To be done: Your task is to give the listing below back word for word, pictures excluded.

Supplied material:
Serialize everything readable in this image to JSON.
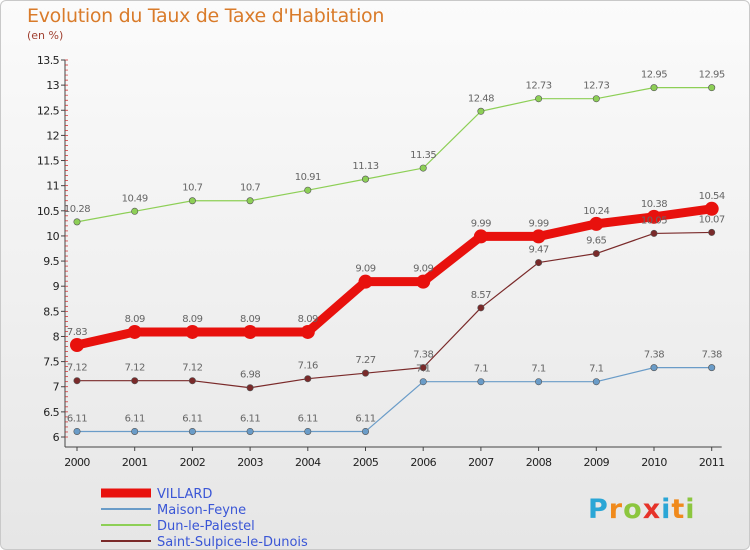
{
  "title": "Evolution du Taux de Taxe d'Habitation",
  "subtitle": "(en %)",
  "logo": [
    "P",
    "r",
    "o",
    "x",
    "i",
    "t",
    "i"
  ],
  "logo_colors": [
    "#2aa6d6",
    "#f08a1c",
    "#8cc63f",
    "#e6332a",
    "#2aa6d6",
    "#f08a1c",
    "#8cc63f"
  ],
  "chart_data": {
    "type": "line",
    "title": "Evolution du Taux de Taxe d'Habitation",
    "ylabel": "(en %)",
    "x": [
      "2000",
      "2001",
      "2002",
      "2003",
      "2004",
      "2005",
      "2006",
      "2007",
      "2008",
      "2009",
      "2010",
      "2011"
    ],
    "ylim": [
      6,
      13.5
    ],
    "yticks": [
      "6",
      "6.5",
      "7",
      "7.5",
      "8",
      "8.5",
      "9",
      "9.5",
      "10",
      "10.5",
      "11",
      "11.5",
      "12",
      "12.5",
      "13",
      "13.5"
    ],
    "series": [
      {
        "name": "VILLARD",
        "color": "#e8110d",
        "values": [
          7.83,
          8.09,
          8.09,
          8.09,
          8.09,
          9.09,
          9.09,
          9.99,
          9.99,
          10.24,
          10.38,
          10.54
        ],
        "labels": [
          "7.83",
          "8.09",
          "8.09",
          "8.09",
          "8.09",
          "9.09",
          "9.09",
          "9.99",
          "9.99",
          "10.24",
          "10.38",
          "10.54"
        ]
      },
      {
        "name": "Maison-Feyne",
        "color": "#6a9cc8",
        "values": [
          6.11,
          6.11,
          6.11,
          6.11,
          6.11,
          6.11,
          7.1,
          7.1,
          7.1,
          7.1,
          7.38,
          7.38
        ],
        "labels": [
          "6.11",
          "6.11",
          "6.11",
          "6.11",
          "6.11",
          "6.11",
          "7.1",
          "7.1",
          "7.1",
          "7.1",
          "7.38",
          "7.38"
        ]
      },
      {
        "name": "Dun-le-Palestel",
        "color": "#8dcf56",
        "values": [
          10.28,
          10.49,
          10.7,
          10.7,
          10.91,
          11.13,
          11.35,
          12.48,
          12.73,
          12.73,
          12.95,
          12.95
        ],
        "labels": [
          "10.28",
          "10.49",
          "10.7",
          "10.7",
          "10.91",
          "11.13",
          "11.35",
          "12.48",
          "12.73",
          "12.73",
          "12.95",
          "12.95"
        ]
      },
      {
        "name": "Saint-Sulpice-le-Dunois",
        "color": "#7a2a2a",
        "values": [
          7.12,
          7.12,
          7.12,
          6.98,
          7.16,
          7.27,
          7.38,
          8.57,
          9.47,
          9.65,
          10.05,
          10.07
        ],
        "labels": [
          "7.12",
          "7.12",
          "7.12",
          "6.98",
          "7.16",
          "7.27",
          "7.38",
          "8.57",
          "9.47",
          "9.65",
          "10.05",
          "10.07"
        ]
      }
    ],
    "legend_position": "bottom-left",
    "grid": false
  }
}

Task answer:
Serialize everything readable in this image to JSON.
{
  "title": "Evolution du Taux de Taxe d'Habitation",
  "subtitle": "(en %)",
  "logo": [
    "P",
    "r",
    "o",
    "x",
    "i",
    "t",
    "i"
  ],
  "logo_colors": [
    "#2aa6d6",
    "#f08a1c",
    "#8cc63f",
    "#e6332a",
    "#2aa6d6",
    "#f08a1c",
    "#8cc63f"
  ],
  "chart_data": {
    "type": "line",
    "title": "Evolution du Taux de Taxe d'Habitation",
    "ylabel": "(en %)",
    "x": [
      "2000",
      "2001",
      "2002",
      "2003",
      "2004",
      "2005",
      "2006",
      "2007",
      "2008",
      "2009",
      "2010",
      "2011"
    ],
    "ylim": [
      6,
      13.5
    ],
    "yticks": [
      "6",
      "6.5",
      "7",
      "7.5",
      "8",
      "8.5",
      "9",
      "9.5",
      "10",
      "10.5",
      "11",
      "11.5",
      "12",
      "12.5",
      "13",
      "13.5"
    ],
    "series": [
      {
        "name": "VILLARD",
        "color": "#e8110d",
        "values": [
          7.83,
          8.09,
          8.09,
          8.09,
          8.09,
          9.09,
          9.09,
          9.99,
          9.99,
          10.24,
          10.38,
          10.54
        ],
        "labels": [
          "7.83",
          "8.09",
          "8.09",
          "8.09",
          "8.09",
          "9.09",
          "9.09",
          "9.99",
          "9.99",
          "10.24",
          "10.38",
          "10.54"
        ]
      },
      {
        "name": "Maison-Feyne",
        "color": "#6a9cc8",
        "values": [
          6.11,
          6.11,
          6.11,
          6.11,
          6.11,
          6.11,
          7.1,
          7.1,
          7.1,
          7.1,
          7.38,
          7.38
        ],
        "labels": [
          "6.11",
          "6.11",
          "6.11",
          "6.11",
          "6.11",
          "6.11",
          "7.1",
          "7.1",
          "7.1",
          "7.1",
          "7.38",
          "7.38"
        ]
      },
      {
        "name": "Dun-le-Palestel",
        "color": "#8dcf56",
        "values": [
          10.28,
          10.49,
          10.7,
          10.7,
          10.91,
          11.13,
          11.35,
          12.48,
          12.73,
          12.73,
          12.95,
          12.95
        ],
        "labels": [
          "10.28",
          "10.49",
          "10.7",
          "10.7",
          "10.91",
          "11.13",
          "11.35",
          "12.48",
          "12.73",
          "12.73",
          "12.95",
          "12.95"
        ]
      },
      {
        "name": "Saint-Sulpice-le-Dunois",
        "color": "#7a2a2a",
        "values": [
          7.12,
          7.12,
          7.12,
          6.98,
          7.16,
          7.27,
          7.38,
          8.57,
          9.47,
          9.65,
          10.05,
          10.07
        ],
        "labels": [
          "7.12",
          "7.12",
          "7.12",
          "6.98",
          "7.16",
          "7.27",
          "7.38",
          "8.57",
          "9.47",
          "9.65",
          "10.05",
          "10.07"
        ]
      }
    ],
    "legend_position": "bottom-left",
    "grid": false
  }
}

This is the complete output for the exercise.